::: Data shown
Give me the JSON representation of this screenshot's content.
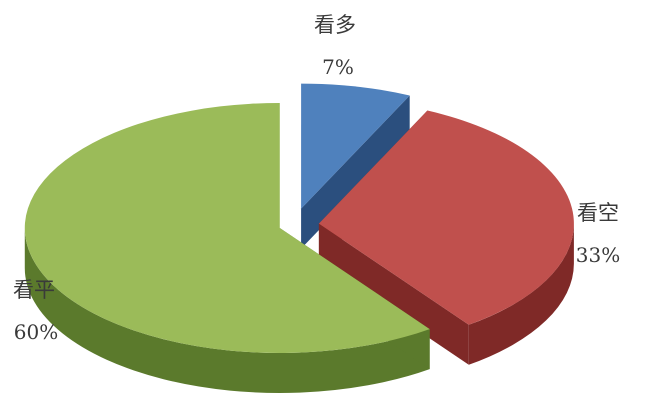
{
  "chart_data": {
    "type": "pie",
    "three_d": true,
    "exploded": true,
    "slices": [
      {
        "label": "看多",
        "value": 7,
        "value_label": "7%",
        "color": "#4f81bd",
        "side_color": "#2b4f7e"
      },
      {
        "label": "看空",
        "value": 33,
        "value_label": "33%",
        "color": "#c0504d",
        "side_color": "#7f2927"
      },
      {
        "label": "看平",
        "value": 60,
        "value_label": "60%",
        "color": "#9bbb59",
        "side_color": "#5b7a2c"
      }
    ]
  }
}
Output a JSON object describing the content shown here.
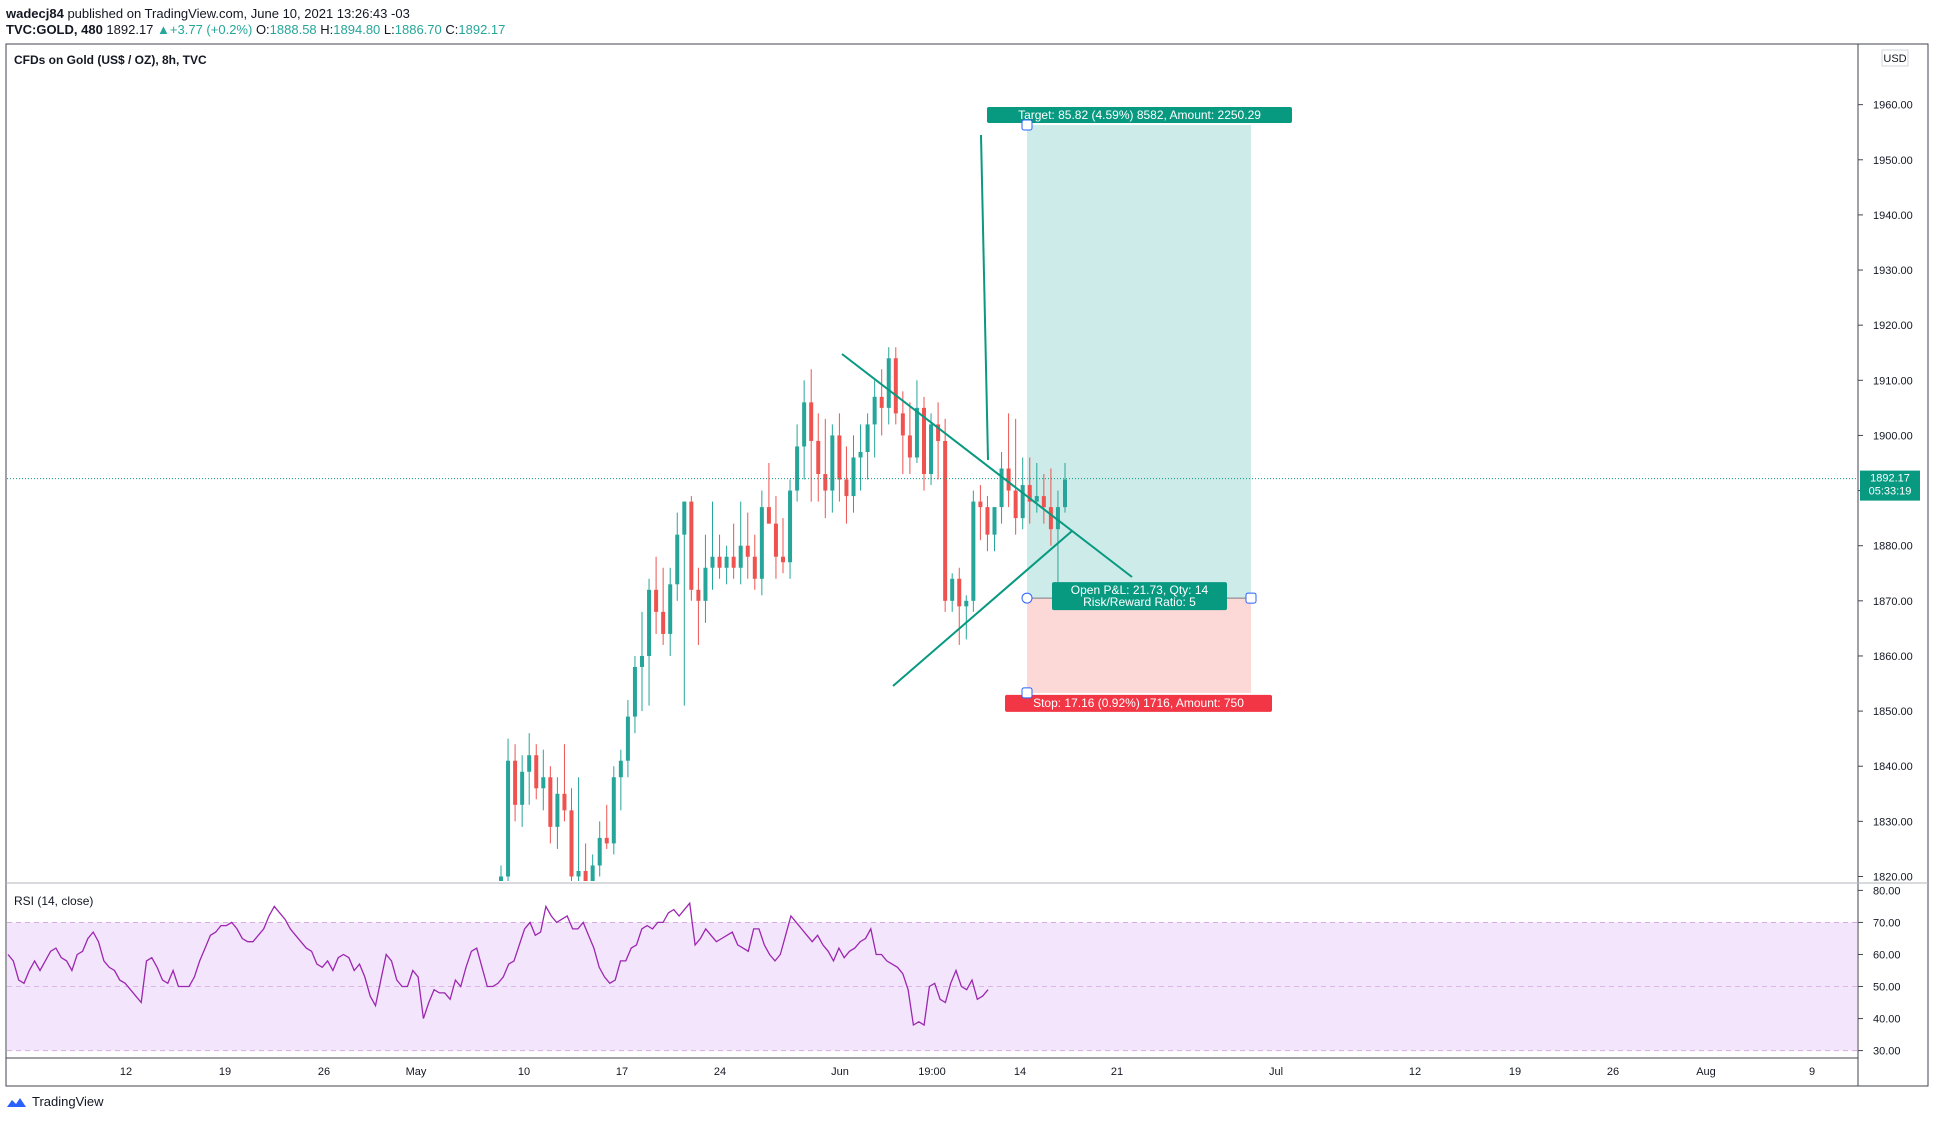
{
  "header": {
    "publisher": "wadecj84",
    "published_text": "published on TradingView.com, June 10, 2021 13:26:43 -03",
    "symbol": "TVC:GOLD, 480",
    "last": "1892.17",
    "change": "+3.77 (+0.2%)",
    "open_label": "O:",
    "open": "1888.58",
    "high_label": "H:",
    "high": "1894.80",
    "low_label": "L:",
    "low": "1886.70",
    "close_label": "C:",
    "close": "1892.17"
  },
  "pane_title": "CFDs on Gold (US$ / OZ), 8h, TVC",
  "currency_label": "USD",
  "price_label": "1892.17",
  "countdown": "05:33:19",
  "rsi_title": "RSI (14, close)",
  "footer_brand": "TradingView",
  "colors": {
    "up": "#26a69a",
    "down": "#ef5350",
    "line": "#089981",
    "target_bg": "#cdebe8",
    "stop_bg": "#fcd9d7",
    "rsi_line": "#9c27b0",
    "rsi_band": "#f3e5fb"
  },
  "position": {
    "target_label": "Target: 85.82 (4.59%) 8582, Amount: 2250.29",
    "stop_label": "Stop: 17.16 (0.92%) 1716, Amount: 750",
    "pnl_label": "Open P&L: 21.73, Qty: 14",
    "rr_label": "Risk/Reward Ratio: 5",
    "entry": 1870.5,
    "target": 1956.3,
    "stop": 1853.3
  },
  "chart_data": [
    {
      "type": "candlestick",
      "title": "CFDs on Gold (US$ / OZ), 8h, TVC",
      "ylim": [
        1819,
        1971
      ],
      "y_ticks": [
        1820,
        1830,
        1840,
        1850,
        1860,
        1870,
        1880,
        1890,
        1900,
        1910,
        1920,
        1930,
        1940,
        1950,
        1960
      ],
      "y_tick_labels": [
        "1820.00",
        "1830.00",
        "1840.00",
        "1850.00",
        "1860.00",
        "1870.00",
        "1880.00",
        "1890.00",
        "1900.00",
        "1910.00",
        "1920.00",
        "1930.00",
        "1940.00",
        "1950.00",
        "1960.00"
      ],
      "x_tick_labels": [
        "12",
        "19",
        "26",
        "May",
        "10",
        "17",
        "24",
        "Jun",
        "19:00",
        "14",
        "21",
        "Jul",
        "12",
        "19",
        "26",
        "Aug",
        "9"
      ],
      "last_price": 1892.17,
      "candles": [
        [
          1819,
          1822,
          1817,
          1820
        ],
        [
          1820,
          1845,
          1818,
          1841
        ],
        [
          1841,
          1844,
          1830,
          1833
        ],
        [
          1833,
          1842,
          1829,
          1839
        ],
        [
          1839,
          1846,
          1833,
          1842
        ],
        [
          1842,
          1844,
          1834,
          1836
        ],
        [
          1836,
          1843,
          1832,
          1838
        ],
        [
          1838,
          1840,
          1826,
          1829
        ],
        [
          1829,
          1838,
          1825,
          1835
        ],
        [
          1835,
          1844,
          1830,
          1832
        ],
        [
          1832,
          1836,
          1818,
          1820
        ],
        [
          1820,
          1838,
          1817,
          1821
        ],
        [
          1821,
          1826,
          1816,
          1818
        ],
        [
          1818,
          1824,
          1815,
          1822
        ],
        [
          1822,
          1830,
          1820,
          1827
        ],
        [
          1827,
          1833,
          1825,
          1826
        ],
        [
          1826,
          1840,
          1824,
          1838
        ],
        [
          1838,
          1843,
          1832,
          1841
        ],
        [
          1841,
          1852,
          1838,
          1849
        ],
        [
          1849,
          1860,
          1846,
          1858
        ],
        [
          1858,
          1868,
          1850,
          1860
        ],
        [
          1860,
          1874,
          1851,
          1872
        ],
        [
          1872,
          1878,
          1864,
          1868
        ],
        [
          1868,
          1876,
          1862,
          1864
        ],
        [
          1864,
          1876,
          1860,
          1873
        ],
        [
          1873,
          1886,
          1870,
          1882
        ],
        [
          1882,
          1888,
          1851,
          1888
        ],
        [
          1888,
          1889,
          1870,
          1872
        ],
        [
          1872,
          1876,
          1862,
          1870
        ],
        [
          1870,
          1882,
          1866,
          1876
        ],
        [
          1876,
          1888,
          1872,
          1878
        ],
        [
          1878,
          1882,
          1874,
          1876
        ],
        [
          1876,
          1880,
          1873,
          1878
        ],
        [
          1878,
          1884,
          1874,
          1876
        ],
        [
          1876,
          1888,
          1873,
          1880
        ],
        [
          1880,
          1886,
          1874,
          1878
        ],
        [
          1878,
          1882,
          1872,
          1874
        ],
        [
          1874,
          1890,
          1871,
          1887
        ],
        [
          1887,
          1895,
          1884,
          1884
        ],
        [
          1884,
          1889,
          1874,
          1878
        ],
        [
          1878,
          1885,
          1875,
          1877
        ],
        [
          1877,
          1892,
          1874,
          1890
        ],
        [
          1890,
          1902,
          1888,
          1898
        ],
        [
          1898,
          1910,
          1892,
          1906
        ],
        [
          1906,
          1912,
          1888,
          1899
        ],
        [
          1899,
          1904,
          1888,
          1893
        ],
        [
          1893,
          1903,
          1885,
          1890
        ],
        [
          1890,
          1902,
          1886,
          1900
        ],
        [
          1900,
          1904,
          1888,
          1892
        ],
        [
          1892,
          1898,
          1884,
          1889
        ],
        [
          1889,
          1900,
          1886,
          1896
        ],
        [
          1896,
          1902,
          1890,
          1897
        ],
        [
          1897,
          1904,
          1892,
          1902
        ],
        [
          1902,
          1910,
          1896,
          1907
        ],
        [
          1907,
          1912,
          1900,
          1905
        ],
        [
          1905,
          1916,
          1902,
          1914
        ],
        [
          1914,
          1916,
          1902,
          1904
        ],
        [
          1904,
          1908,
          1893,
          1900
        ],
        [
          1900,
          1906,
          1893,
          1896
        ],
        [
          1896,
          1910,
          1895,
          1905
        ],
        [
          1905,
          1907,
          1890,
          1893
        ],
        [
          1893,
          1904,
          1891,
          1902
        ],
        [
          1902,
          1906,
          1892,
          1899
        ],
        [
          1899,
          1903,
          1868,
          1870
        ],
        [
          1870,
          1875,
          1868,
          1874
        ],
        [
          1874,
          1876,
          1862,
          1869
        ],
        [
          1869,
          1871,
          1863,
          1870
        ],
        [
          1870,
          1890,
          1868,
          1888
        ],
        [
          1888,
          1891,
          1881,
          1887
        ],
        [
          1887,
          1889,
          1879,
          1882
        ],
        [
          1882,
          1887,
          1879,
          1887
        ],
        [
          1887,
          1897,
          1884,
          1894
        ],
        [
          1894,
          1904,
          1887,
          1890
        ],
        [
          1890,
          1903,
          1882,
          1885
        ],
        [
          1885,
          1896,
          1883,
          1891
        ],
        [
          1891,
          1896,
          1884,
          1888
        ],
        [
          1888,
          1895,
          1886,
          1889
        ],
        [
          1889,
          1893,
          1884,
          1887
        ],
        [
          1887,
          1894,
          1880,
          1883
        ],
        [
          1883,
          1890,
          1869,
          1887
        ],
        [
          1887,
          1895,
          1886,
          1892
        ]
      ]
    },
    {
      "type": "line",
      "title": "RSI (14, close)",
      "ylim": [
        28,
        82
      ],
      "y_ticks": [
        30,
        40,
        50,
        60,
        70,
        80
      ],
      "y_tick_labels": [
        "30.00",
        "40.00",
        "50.00",
        "60.00",
        "70.00",
        "80.00"
      ],
      "series": [
        {
          "values": [
            60,
            58,
            52,
            51,
            55,
            58,
            55,
            58,
            61,
            62,
            59,
            58,
            55,
            60,
            61,
            65,
            67,
            64,
            58,
            56,
            55,
            52,
            51,
            49,
            47,
            45,
            58,
            59,
            56,
            52,
            51,
            55,
            50,
            50,
            50,
            53,
            58,
            62,
            66,
            67,
            69,
            69,
            70,
            68,
            65,
            64,
            64,
            66,
            68,
            72,
            75,
            73,
            71,
            68,
            66,
            64,
            62,
            61,
            57,
            56,
            58,
            55,
            59,
            60,
            59,
            55,
            57,
            53,
            47,
            44,
            52,
            60,
            58,
            52,
            50,
            50,
            55,
            53,
            40,
            45,
            49,
            48,
            48,
            46,
            52,
            50,
            56,
            61,
            62,
            56,
            50,
            50,
            51,
            53,
            57,
            58,
            63,
            68,
            70,
            66,
            67,
            75,
            72,
            70,
            71,
            72,
            68,
            68,
            70,
            66,
            62,
            56,
            53,
            51,
            52,
            58,
            58,
            62,
            63,
            68,
            69,
            68,
            70,
            70,
            73,
            74,
            72,
            74,
            76,
            63,
            65,
            68,
            66,
            64,
            65,
            66,
            67,
            63,
            62,
            61,
            68,
            68,
            63,
            60,
            58,
            60,
            66,
            72,
            70,
            68,
            66,
            64,
            66,
            63,
            61,
            58,
            62,
            59,
            61,
            62,
            64,
            65,
            68,
            60,
            60,
            58,
            57,
            56,
            54,
            49,
            38,
            39,
            38,
            50,
            51,
            46,
            45,
            51,
            55,
            50,
            49,
            52,
            46,
            47,
            49
          ]
        }
      ]
    }
  ]
}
::::::
## Short problem:
Where a line holds "type", copy it out.

## The solution:
    "type": "pie",
      "type": "candlestick",
      "type": "line",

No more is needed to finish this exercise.